Hardware Requirements

Avnet RZBoard V2L
USB Webcam
HDMI monitor, keyboard, mouse
Conveyor belt, motor, power supply
M5 hex nuts (this is the object I will be detecting, but you can choose something else)

Software Requirements

Edge Impulse
Updated RZBoard OS

Data Collection

The first step in our machine learning workflow is data collection. In this example, we are going to identify, and count, some small M5 hex bolts traveling down a conveyor belt. I’ve used M5 hex nuts due to their convenient size, but you could use any object. To build a model that can identify a hex nut, we need to first take pictures of hex nuts and label them accordingly. Knowing that a USB camera is going to be hooked up to the RZBoard and placed above the conveyor belt, I have (for now) connected the same camera directly to my laptop in order to capture representative images. This allows me to gather pictures of the M5 nuts from the same angle, distance, and lighting as what we will experience once the model is deployed to the RZBoard.

Log in to Edge Impulse, click on Create Project, and provide a name for your project. Next, click “Data acquisition” on the left, and then click on “Connect to your computer”. A new tab or window will open, with the ability to take pictures by clicking the “Capture” button. Images collected will be automatically added to your dataset. I was able to select the camera I wanted to use in my browser settings, and I re-positioned the M5 bolts, moved the conveyor a bit, rotated the bolts, and varied the lighting in order to build a robust collection of images.

Next, we need to label the objects in each image. This locates where the objects of interest are in each picture, which will be used when training the model. Click on “Labeling Queue” at the top, and draw a bounding box around each bolt in the picture, and give it a label. I simply entered m5_nut on mine, though yours could vary. Click on “Save labels” to advance to the next image in the dataset, and you will notice that the bounding boxes will follow through to the next picture, making this process quick and easy. Once complete, you can click on “Dataset” to return to the summary list of data elements. You can click on them if you’d like to inspect them closer, but they should be ready for use at this point.

Model Creation

After the images have all been labeled, it is time to move on to the machine learning model creation phase. Click on “Impulse design” on the left, and you will see 4 columns (2 of which are empty for the moment), that will make up the machine learning pipeline. The first column is the input, which should be pre-populated with “Image data”. You can however, increase the image height and width to 320 by 320, as the RZBoard will have plenty of processing power available to make use of the larger image size (more on that in a bit). In the second column, click “Add a processing block”, and choose “Image” by clicking “Add”. In column 3, click “Add a learning block”, and choose “YOLOv5 for Renesas DRP-AI” by clicking “Add”. Finally, the fourth column should be pre-populated as well, with only one Output feature, the label we created earlier called m5_nut. Click “Save Impulse”.

Entries supplied:
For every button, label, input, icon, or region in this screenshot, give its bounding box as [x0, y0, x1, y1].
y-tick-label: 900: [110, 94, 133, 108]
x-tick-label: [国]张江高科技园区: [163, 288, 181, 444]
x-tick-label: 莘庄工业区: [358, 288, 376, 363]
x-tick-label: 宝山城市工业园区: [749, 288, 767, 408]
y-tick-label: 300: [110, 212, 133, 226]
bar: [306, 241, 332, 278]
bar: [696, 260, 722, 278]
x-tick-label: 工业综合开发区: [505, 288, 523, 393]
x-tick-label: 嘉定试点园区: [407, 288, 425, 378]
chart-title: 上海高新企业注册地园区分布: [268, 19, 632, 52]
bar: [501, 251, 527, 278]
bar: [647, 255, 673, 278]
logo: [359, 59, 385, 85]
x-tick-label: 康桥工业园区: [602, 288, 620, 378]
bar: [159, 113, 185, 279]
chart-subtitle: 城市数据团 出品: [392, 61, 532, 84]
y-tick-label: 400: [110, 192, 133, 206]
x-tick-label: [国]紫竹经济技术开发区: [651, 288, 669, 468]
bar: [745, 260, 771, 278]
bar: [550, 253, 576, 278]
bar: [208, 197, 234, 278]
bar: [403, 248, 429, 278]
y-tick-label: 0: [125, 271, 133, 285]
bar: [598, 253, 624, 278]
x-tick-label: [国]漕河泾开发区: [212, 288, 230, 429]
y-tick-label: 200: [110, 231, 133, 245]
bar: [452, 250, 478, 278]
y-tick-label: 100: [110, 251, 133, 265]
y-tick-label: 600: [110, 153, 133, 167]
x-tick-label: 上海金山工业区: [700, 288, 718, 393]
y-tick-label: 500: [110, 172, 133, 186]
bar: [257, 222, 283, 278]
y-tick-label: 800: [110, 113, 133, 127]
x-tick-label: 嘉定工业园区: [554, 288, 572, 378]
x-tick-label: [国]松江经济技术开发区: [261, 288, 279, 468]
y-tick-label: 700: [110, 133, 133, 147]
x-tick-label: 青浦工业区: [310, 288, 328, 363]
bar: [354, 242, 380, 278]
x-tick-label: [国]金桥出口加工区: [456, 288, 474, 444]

Short problem:
Please state the image height and width that the RZBoard object-detection guide suggests setting for the input column.

Expected answer:
320 by 320